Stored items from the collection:
--------
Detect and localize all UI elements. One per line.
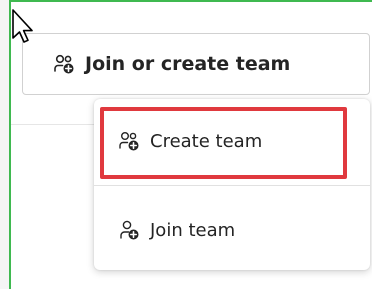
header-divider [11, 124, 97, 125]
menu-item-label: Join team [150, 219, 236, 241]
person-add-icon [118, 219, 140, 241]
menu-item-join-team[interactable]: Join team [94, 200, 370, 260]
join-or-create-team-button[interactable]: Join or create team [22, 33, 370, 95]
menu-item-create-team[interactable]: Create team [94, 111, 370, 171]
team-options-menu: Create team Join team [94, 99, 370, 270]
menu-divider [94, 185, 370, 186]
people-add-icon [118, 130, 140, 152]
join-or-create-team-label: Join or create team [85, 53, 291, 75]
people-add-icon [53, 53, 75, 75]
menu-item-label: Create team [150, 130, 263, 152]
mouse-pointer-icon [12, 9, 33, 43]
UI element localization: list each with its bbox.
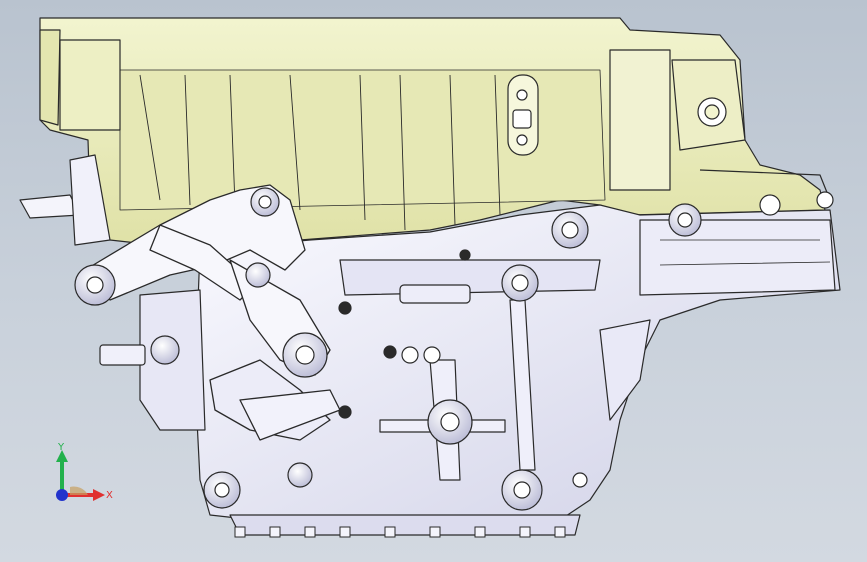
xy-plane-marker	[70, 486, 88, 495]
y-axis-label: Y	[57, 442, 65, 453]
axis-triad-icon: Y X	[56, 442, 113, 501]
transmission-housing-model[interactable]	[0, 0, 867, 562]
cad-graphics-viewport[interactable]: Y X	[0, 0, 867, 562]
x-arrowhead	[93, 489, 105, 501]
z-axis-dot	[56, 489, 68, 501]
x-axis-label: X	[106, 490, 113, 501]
--------
* _What the exercise asks_: Give every line of the records above as a Markdown table with the columns "Row" and "Entry," numbering the rows in order and skipping blank lines. Leave the pictures out of the table.

* _Task result_:
| Row | Entry |
|---|---|
| 1 | Detect and localize all UI elements. One per line. |
| 2 | header-divider [11, 124, 97, 125] |
| 3 | menu-item-label: Join team [150, 219, 236, 241] |
| 4 | person-add-icon [118, 219, 140, 241] |
| 5 | menu-item-join-team[interactable]: Join team [94, 200, 370, 260] |
| 6 | join-or-create-team-button[interactable]: Join or create team [22, 33, 370, 95] |
| 7 | menu-item-create-team[interactable]: Create team [94, 111, 370, 171] |
| 8 | team-options-menu: Create team Join team [94, 99, 370, 270] |
| 9 | menu-divider [94, 185, 370, 186] |
| 10 | people-add-icon [118, 130, 140, 152] |
| 11 | join-or-create-team-label: Join or create team [85, 53, 291, 75] |
| 12 | people-add-icon [53, 53, 75, 75] |
| 13 | menu-item-label: Create team [150, 130, 263, 152] |
| 14 | mouse-pointer-icon [12, 9, 33, 43] |
| 15 | UI element localization: list each with its bbox. |
| 16 | xy-plane-marker	[70, 486, 88, 495] |
| 17 | y-axis-label: Y	[57, 442, 65, 453] |
| 18 | axis-triad-icon: Y X	[56, 442, 113, 501] |
| 19 | transmission-housing-model[interactable]	[0, 0, 867, 562] |
| 20 | cad-graphics-viewport[interactable]: Y X	[0, 0, 867, 562] |
| 21 | x-arrowhead	[93, 489, 105, 501] |
| 22 | z-axis-dot	[56, 489, 68, 501] |
| 23 | x-axis-label: X	[106, 490, 113, 501] |